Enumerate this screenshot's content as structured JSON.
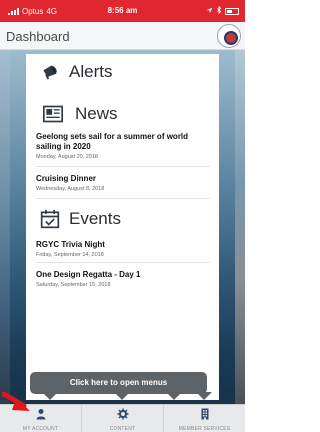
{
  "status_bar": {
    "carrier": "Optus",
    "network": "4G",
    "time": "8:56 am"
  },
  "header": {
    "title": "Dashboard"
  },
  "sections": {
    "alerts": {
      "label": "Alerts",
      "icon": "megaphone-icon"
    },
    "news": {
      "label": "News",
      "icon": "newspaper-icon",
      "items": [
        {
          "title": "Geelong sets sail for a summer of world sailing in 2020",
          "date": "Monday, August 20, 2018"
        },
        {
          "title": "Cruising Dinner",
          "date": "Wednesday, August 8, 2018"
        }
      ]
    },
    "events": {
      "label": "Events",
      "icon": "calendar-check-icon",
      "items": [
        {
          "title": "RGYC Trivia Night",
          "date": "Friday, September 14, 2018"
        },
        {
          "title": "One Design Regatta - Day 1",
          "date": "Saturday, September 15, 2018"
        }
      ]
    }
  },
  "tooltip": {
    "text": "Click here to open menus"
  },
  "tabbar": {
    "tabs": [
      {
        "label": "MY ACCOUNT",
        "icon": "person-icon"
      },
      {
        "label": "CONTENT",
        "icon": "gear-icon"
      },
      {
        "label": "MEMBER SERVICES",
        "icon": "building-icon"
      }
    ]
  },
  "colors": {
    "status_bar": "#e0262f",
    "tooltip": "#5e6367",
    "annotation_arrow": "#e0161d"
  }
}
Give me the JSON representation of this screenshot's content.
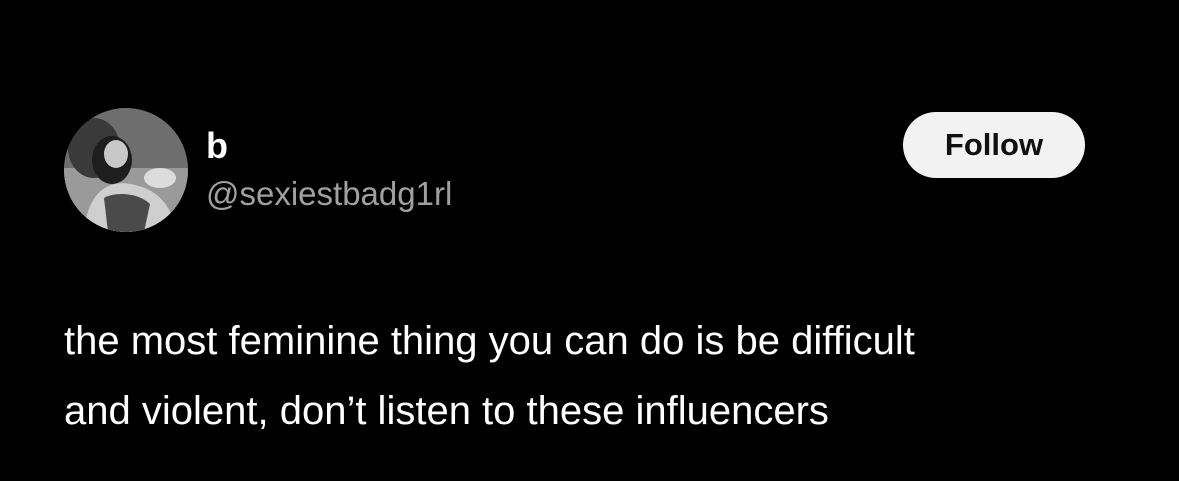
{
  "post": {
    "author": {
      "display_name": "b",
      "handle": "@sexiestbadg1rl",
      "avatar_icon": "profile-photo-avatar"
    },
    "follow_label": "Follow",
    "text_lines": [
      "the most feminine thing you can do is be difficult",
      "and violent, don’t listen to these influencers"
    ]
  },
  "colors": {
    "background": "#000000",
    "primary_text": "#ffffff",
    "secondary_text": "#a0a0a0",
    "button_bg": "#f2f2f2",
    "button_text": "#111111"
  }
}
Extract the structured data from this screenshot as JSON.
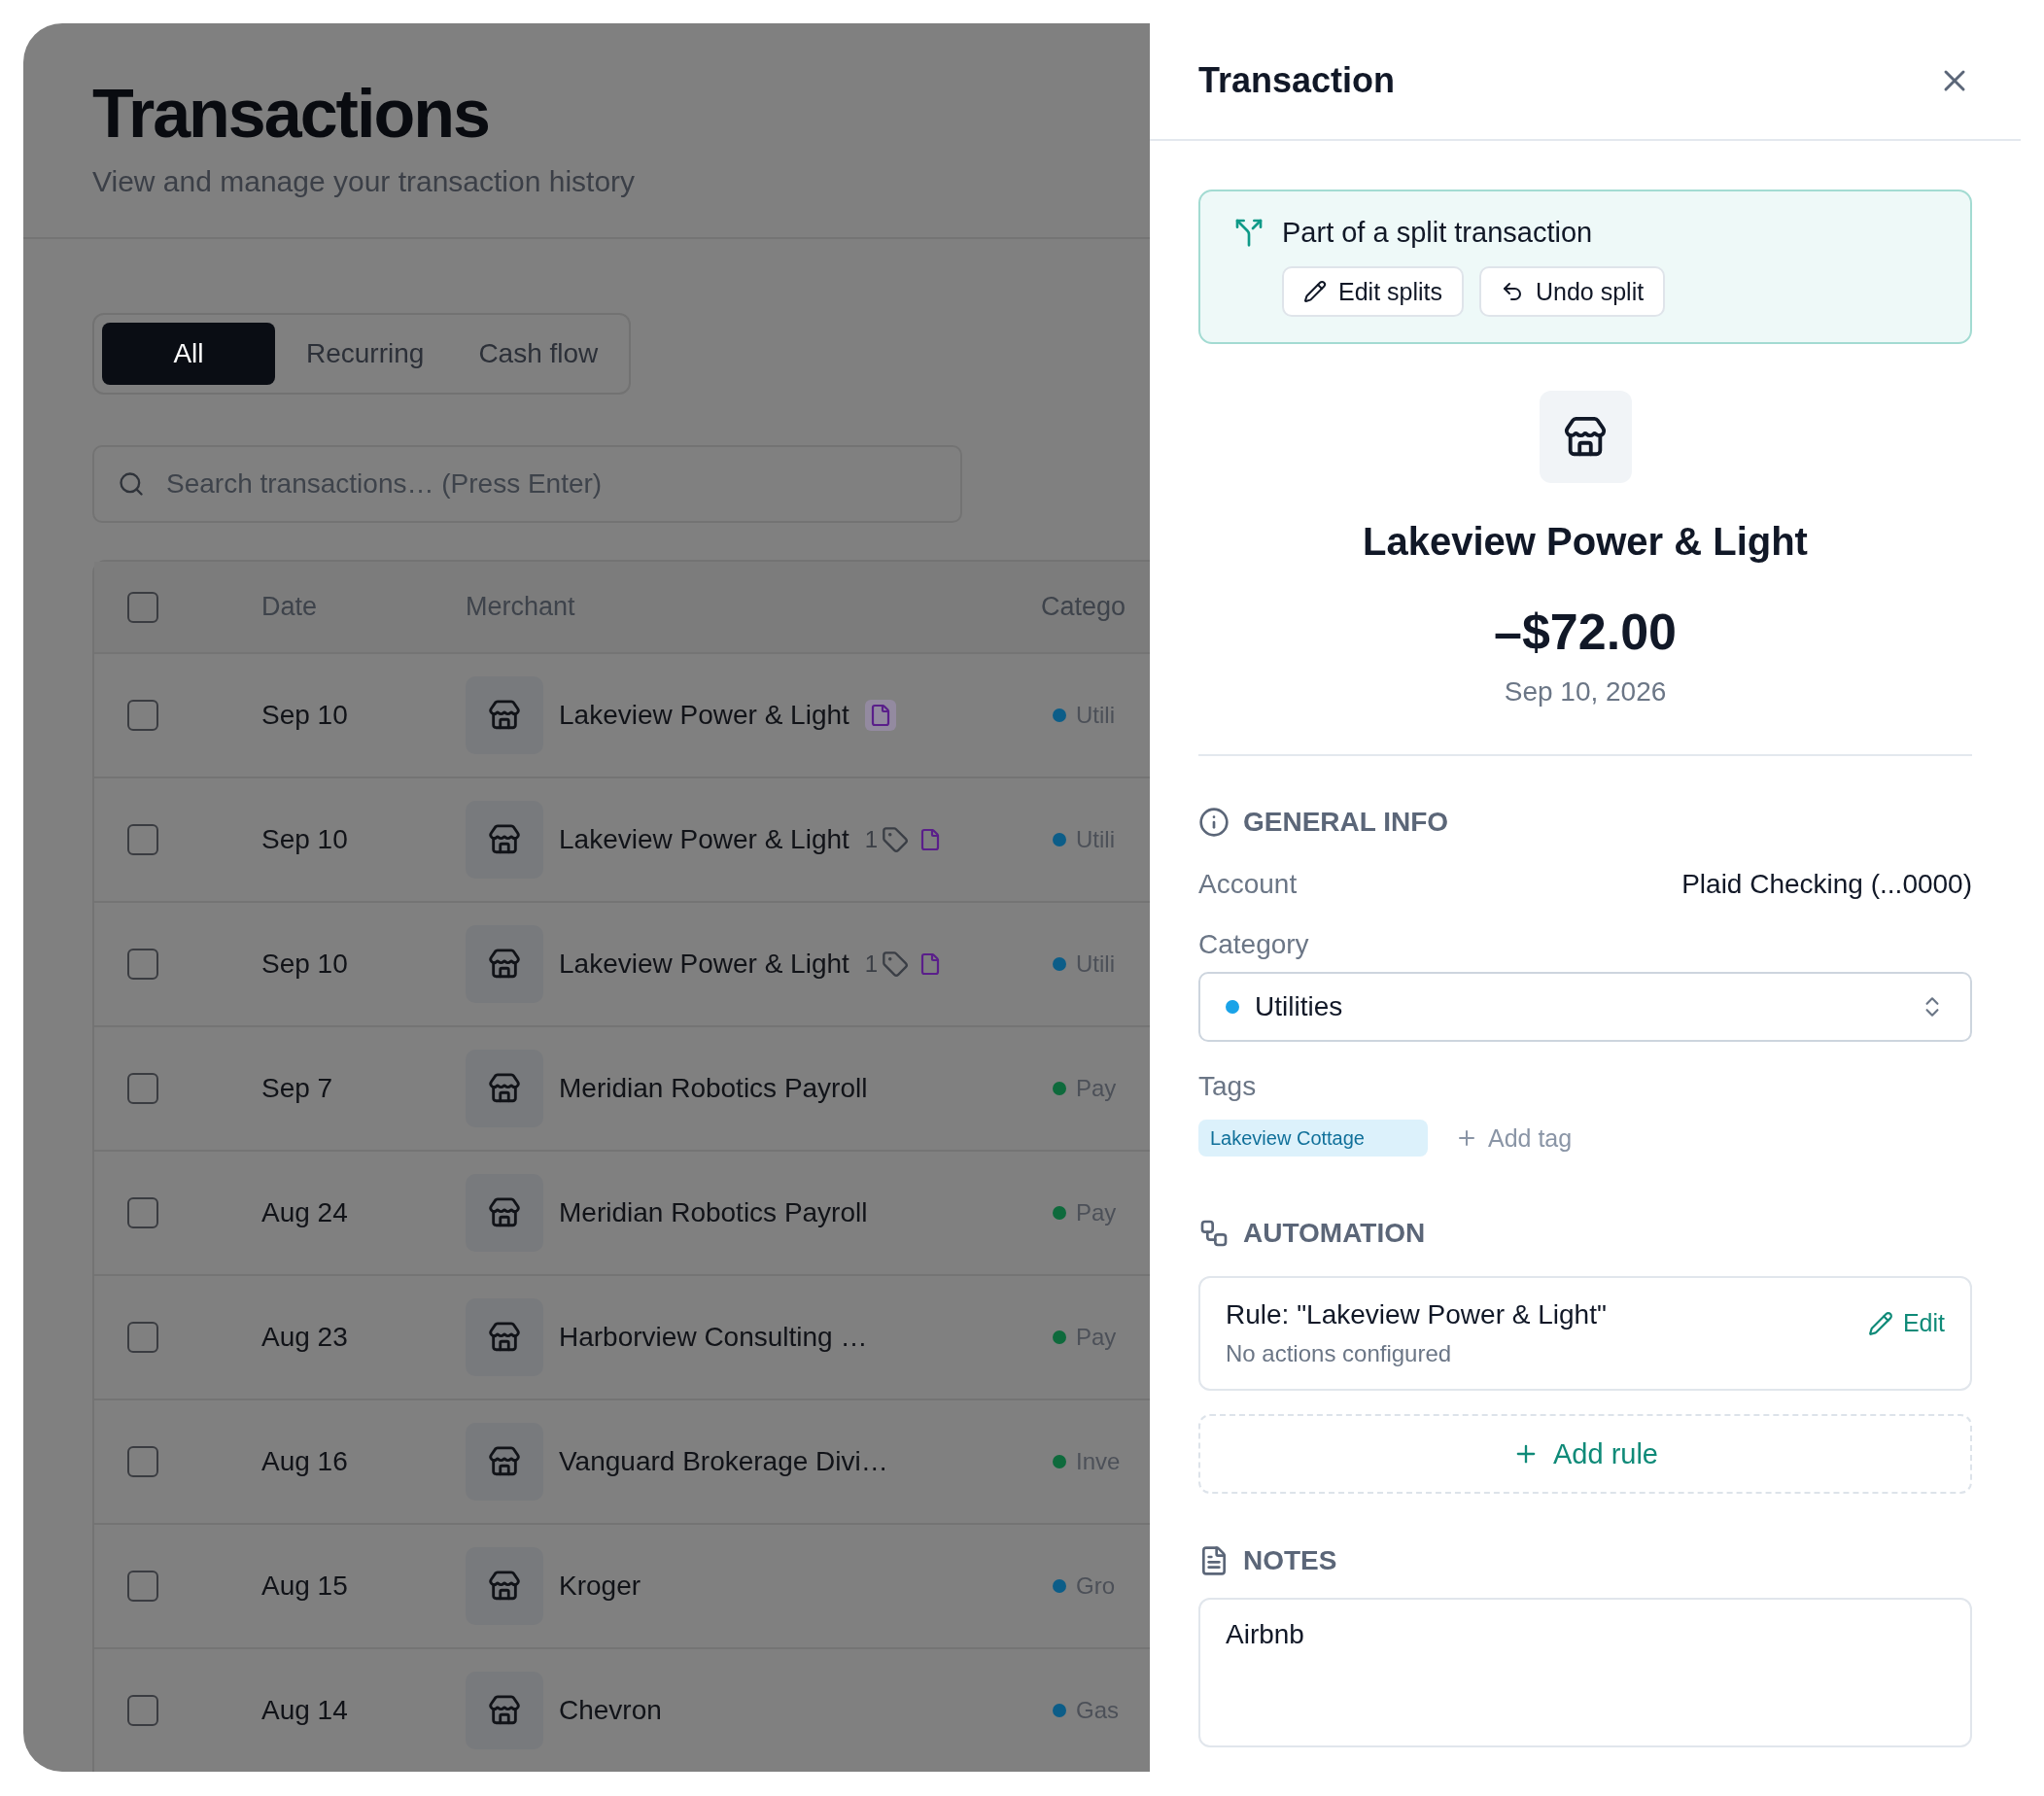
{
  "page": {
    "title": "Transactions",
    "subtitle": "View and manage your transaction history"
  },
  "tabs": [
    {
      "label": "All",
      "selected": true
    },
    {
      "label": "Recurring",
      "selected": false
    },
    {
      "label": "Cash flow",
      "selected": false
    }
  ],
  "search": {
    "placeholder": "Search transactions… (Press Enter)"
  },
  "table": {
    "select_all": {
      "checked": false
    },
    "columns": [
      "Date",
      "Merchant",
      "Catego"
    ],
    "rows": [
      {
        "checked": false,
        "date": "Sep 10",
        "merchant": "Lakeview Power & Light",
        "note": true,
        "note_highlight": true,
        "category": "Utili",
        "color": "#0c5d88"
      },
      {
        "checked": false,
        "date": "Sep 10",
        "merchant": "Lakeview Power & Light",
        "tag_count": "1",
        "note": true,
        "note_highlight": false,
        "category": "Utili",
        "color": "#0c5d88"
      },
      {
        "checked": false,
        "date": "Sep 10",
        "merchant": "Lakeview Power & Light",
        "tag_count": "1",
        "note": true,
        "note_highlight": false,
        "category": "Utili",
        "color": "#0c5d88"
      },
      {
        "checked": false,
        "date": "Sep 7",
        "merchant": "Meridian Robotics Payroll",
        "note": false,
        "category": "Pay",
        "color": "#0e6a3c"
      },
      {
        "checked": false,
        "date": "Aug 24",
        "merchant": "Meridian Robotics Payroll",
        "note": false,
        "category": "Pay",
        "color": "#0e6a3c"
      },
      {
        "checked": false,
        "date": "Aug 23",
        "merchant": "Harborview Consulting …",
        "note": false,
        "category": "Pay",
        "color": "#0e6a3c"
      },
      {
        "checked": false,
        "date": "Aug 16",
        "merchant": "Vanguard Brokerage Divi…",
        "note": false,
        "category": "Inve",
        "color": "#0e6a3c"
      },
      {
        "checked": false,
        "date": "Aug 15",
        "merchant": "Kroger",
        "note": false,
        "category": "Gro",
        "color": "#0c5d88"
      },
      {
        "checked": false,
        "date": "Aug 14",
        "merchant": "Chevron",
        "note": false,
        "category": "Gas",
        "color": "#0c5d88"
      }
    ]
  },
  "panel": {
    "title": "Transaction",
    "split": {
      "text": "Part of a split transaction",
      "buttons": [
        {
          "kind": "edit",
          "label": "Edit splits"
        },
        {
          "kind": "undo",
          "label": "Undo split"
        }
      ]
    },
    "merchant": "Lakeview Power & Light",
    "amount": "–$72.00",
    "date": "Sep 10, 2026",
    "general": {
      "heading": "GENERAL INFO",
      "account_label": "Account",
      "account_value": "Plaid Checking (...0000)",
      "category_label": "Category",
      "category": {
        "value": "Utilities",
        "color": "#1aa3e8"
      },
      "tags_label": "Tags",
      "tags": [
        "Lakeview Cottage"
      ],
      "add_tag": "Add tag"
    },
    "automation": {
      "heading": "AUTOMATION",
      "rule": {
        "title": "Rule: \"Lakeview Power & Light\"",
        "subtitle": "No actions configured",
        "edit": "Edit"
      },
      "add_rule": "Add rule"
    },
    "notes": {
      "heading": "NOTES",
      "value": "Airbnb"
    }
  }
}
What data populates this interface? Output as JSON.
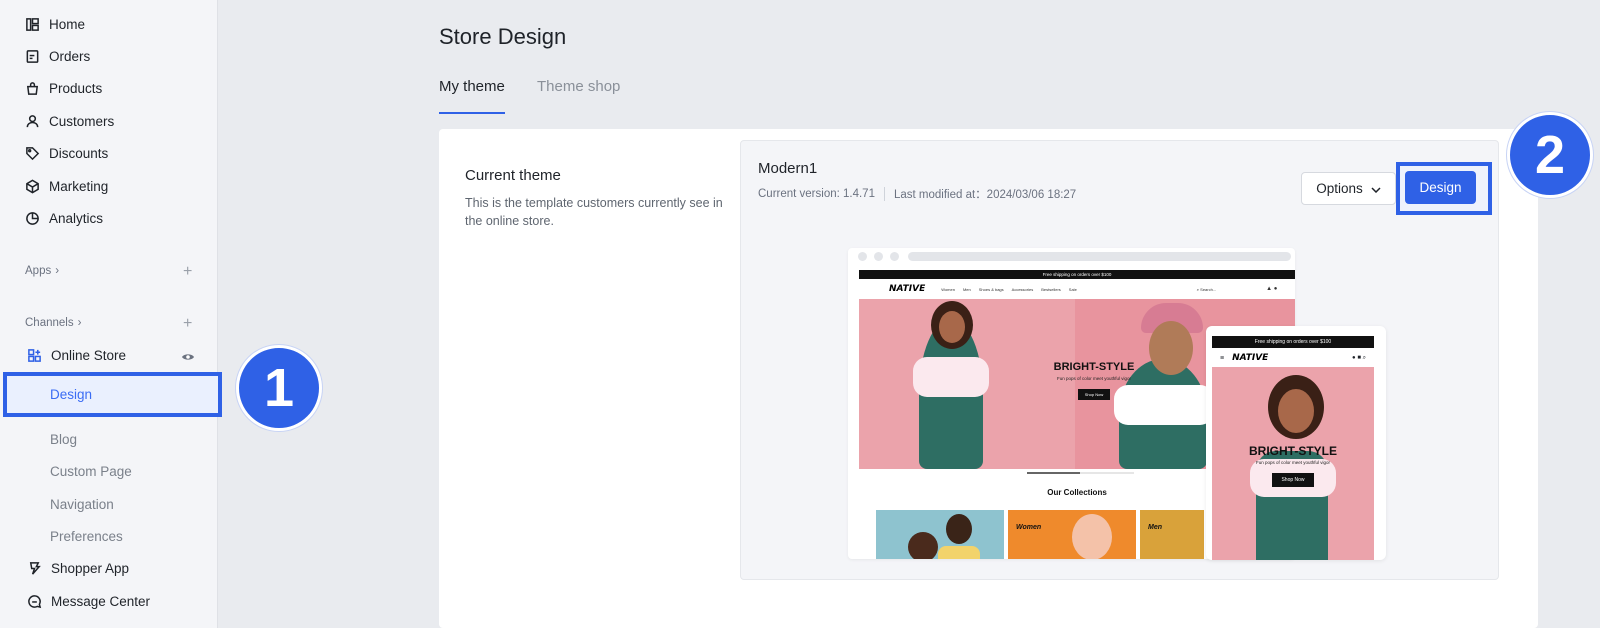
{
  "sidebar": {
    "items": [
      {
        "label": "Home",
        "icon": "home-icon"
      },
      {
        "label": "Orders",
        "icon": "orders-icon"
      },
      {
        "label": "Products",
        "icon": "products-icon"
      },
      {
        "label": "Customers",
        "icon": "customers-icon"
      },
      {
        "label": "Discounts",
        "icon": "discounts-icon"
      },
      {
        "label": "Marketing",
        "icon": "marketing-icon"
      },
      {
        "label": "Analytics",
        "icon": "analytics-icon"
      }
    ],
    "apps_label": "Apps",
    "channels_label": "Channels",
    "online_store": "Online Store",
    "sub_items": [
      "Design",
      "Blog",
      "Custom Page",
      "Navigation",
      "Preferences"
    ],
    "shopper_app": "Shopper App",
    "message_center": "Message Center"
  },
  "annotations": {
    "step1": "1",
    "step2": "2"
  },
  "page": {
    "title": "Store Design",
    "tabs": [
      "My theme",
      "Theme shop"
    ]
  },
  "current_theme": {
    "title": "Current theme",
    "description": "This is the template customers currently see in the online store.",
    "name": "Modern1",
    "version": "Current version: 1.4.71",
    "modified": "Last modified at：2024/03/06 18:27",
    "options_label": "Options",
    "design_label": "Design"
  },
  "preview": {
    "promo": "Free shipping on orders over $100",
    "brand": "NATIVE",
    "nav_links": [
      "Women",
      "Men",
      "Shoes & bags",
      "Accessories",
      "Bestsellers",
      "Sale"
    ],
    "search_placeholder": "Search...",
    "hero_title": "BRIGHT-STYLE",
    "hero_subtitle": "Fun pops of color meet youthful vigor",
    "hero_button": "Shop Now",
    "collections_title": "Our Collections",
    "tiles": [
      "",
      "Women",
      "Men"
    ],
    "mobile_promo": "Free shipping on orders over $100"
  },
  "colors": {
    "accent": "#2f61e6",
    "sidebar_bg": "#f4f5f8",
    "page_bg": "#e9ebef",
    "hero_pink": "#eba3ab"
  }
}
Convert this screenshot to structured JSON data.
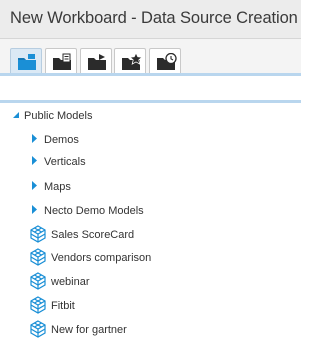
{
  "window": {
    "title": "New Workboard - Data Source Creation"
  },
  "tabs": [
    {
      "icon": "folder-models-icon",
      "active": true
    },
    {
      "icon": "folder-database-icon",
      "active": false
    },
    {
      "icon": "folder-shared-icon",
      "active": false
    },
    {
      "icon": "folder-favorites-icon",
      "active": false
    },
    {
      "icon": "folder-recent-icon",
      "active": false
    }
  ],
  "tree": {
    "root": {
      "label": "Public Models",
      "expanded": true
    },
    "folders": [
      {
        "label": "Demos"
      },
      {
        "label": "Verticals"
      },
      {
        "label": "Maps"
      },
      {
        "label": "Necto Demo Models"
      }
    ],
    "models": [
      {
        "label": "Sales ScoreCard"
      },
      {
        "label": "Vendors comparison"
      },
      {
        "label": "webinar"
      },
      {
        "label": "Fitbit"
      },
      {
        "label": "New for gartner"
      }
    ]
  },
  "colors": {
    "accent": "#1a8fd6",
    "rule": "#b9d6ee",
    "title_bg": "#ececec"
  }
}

****************

_What the task requires_
Using the entries above, return each line in which the word "August" occurs.

_Expected answer_
          "date": "Monday, August 20, 2018"
          "date": "Wednesday, August 8, 2018"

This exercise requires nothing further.